#### WHAT YOU NEED TO DO:
Find every line of the listing below where "shown" appears, and copy it.

Saved data entries:
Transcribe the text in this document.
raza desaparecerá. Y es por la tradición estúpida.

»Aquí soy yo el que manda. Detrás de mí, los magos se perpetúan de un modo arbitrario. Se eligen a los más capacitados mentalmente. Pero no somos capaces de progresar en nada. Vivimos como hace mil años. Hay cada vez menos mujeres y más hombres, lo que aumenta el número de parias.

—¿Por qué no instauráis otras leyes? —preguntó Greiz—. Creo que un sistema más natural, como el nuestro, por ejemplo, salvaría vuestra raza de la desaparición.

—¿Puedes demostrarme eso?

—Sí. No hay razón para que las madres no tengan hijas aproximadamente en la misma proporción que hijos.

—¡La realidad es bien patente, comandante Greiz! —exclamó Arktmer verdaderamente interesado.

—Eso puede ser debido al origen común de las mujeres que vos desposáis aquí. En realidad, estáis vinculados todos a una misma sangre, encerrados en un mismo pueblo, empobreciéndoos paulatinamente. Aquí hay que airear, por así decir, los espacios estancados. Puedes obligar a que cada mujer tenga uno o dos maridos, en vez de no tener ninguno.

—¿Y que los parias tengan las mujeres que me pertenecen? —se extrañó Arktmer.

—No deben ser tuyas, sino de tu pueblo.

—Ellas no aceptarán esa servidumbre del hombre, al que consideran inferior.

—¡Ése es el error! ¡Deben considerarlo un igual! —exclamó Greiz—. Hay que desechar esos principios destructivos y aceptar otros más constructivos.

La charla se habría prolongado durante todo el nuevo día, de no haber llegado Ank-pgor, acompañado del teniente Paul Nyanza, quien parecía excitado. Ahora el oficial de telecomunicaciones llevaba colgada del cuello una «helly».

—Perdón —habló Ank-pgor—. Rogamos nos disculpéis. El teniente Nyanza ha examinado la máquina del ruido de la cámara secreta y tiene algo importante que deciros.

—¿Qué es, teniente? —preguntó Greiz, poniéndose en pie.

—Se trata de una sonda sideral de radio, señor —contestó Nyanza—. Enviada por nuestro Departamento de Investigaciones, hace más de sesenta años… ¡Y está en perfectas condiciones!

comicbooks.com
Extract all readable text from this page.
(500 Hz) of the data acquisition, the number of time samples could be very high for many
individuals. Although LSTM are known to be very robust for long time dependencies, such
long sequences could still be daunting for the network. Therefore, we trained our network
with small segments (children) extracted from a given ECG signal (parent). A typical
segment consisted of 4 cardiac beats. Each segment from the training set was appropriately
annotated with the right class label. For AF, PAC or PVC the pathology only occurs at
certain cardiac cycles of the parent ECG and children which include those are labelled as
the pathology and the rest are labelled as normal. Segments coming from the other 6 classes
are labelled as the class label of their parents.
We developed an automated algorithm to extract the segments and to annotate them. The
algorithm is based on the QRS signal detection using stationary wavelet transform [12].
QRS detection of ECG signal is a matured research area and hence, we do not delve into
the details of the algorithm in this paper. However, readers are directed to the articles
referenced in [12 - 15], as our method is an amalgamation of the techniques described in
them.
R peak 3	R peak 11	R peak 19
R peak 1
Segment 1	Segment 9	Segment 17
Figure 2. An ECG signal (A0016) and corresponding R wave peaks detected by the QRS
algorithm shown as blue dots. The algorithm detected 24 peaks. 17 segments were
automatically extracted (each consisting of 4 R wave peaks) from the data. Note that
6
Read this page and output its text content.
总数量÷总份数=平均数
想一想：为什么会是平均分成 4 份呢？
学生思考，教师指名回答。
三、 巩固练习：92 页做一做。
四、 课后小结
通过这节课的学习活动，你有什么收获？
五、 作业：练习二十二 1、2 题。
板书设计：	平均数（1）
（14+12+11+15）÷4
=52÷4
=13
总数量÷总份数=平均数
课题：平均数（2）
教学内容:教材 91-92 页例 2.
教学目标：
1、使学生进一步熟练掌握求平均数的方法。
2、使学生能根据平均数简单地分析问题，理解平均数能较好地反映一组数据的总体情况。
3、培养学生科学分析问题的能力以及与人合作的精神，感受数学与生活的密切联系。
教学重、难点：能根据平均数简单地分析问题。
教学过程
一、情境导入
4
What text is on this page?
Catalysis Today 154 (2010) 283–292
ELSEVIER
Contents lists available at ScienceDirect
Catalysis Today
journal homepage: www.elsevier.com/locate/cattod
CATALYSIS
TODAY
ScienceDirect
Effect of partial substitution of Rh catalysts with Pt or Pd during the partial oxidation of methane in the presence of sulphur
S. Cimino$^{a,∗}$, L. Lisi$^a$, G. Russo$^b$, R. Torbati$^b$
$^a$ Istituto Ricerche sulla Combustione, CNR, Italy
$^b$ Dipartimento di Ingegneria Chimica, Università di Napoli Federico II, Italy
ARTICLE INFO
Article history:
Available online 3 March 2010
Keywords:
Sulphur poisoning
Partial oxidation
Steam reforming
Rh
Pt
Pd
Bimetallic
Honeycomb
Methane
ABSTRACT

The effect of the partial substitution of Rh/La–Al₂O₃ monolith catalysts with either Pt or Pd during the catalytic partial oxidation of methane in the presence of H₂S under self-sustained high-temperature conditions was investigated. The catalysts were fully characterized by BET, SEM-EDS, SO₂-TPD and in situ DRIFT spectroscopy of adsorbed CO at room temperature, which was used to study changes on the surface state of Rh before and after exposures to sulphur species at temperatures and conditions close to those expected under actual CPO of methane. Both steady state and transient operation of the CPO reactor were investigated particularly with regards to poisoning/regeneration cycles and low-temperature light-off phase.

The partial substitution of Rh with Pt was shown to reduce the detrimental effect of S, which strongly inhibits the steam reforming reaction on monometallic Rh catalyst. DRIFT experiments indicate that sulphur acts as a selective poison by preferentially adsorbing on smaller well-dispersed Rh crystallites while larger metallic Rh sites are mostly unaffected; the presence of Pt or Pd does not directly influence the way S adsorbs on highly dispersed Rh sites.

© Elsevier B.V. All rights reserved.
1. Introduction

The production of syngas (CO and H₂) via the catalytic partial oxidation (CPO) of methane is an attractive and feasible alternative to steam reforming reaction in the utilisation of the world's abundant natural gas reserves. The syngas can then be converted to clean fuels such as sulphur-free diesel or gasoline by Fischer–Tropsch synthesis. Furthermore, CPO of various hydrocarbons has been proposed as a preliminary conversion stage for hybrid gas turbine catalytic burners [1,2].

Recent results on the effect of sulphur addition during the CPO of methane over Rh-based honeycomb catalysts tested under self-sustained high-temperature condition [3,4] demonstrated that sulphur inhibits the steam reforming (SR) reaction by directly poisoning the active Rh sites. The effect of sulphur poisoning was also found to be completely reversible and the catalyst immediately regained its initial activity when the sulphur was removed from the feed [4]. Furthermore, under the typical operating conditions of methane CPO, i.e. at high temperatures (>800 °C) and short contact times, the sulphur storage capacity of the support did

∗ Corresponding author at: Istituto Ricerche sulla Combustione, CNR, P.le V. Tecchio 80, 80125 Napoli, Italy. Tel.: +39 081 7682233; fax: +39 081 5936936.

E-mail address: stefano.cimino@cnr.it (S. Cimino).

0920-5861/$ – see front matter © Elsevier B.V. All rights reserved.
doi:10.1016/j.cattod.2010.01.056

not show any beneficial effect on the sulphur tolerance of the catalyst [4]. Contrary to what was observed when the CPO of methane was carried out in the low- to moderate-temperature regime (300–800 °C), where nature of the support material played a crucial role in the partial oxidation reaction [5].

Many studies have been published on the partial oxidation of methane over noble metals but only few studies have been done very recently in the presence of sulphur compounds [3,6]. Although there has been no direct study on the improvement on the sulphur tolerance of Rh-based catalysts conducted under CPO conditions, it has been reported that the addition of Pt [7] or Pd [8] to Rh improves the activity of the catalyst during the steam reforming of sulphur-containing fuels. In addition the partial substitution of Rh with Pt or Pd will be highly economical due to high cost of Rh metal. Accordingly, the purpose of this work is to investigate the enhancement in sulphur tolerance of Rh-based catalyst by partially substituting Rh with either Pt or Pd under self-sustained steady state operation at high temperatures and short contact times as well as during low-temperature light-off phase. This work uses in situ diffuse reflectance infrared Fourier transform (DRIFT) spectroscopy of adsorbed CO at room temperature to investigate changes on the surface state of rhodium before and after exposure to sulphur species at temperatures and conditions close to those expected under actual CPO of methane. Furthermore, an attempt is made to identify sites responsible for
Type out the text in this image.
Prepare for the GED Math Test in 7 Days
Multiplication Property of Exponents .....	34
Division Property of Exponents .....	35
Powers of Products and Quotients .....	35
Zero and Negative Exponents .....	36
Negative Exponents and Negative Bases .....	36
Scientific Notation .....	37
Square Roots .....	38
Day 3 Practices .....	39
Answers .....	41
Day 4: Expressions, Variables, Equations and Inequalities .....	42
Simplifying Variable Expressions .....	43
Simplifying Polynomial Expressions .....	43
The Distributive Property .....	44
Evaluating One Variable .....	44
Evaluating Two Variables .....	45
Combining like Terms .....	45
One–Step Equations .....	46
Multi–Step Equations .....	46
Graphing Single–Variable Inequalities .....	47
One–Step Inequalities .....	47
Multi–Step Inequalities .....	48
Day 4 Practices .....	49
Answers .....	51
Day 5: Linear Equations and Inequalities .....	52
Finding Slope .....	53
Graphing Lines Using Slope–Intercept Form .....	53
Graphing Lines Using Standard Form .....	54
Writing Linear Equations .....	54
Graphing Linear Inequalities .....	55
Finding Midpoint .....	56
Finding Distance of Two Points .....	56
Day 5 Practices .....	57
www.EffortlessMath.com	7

#### SOLUTION FOR THIS PROBLEM:
algorithm shown as blue dots. The algorithm detected 24 peaks. 17 segments were
The partial substitution of Rh with Pt was shown to reduce the detrimental effect of S, which strongly inhibits the steam reforming reaction on monometallic Rh catalyst. DRIFT experiments indicate that sulphur acts as a selective poison by preferentially adsorbing on smaller well-dispersed Rh crystallites while larger metallic Rh sites are mostly unaffected; the presence of Pt or Pd does not directly influence the way S adsorbs on highly dispersed Rh sites.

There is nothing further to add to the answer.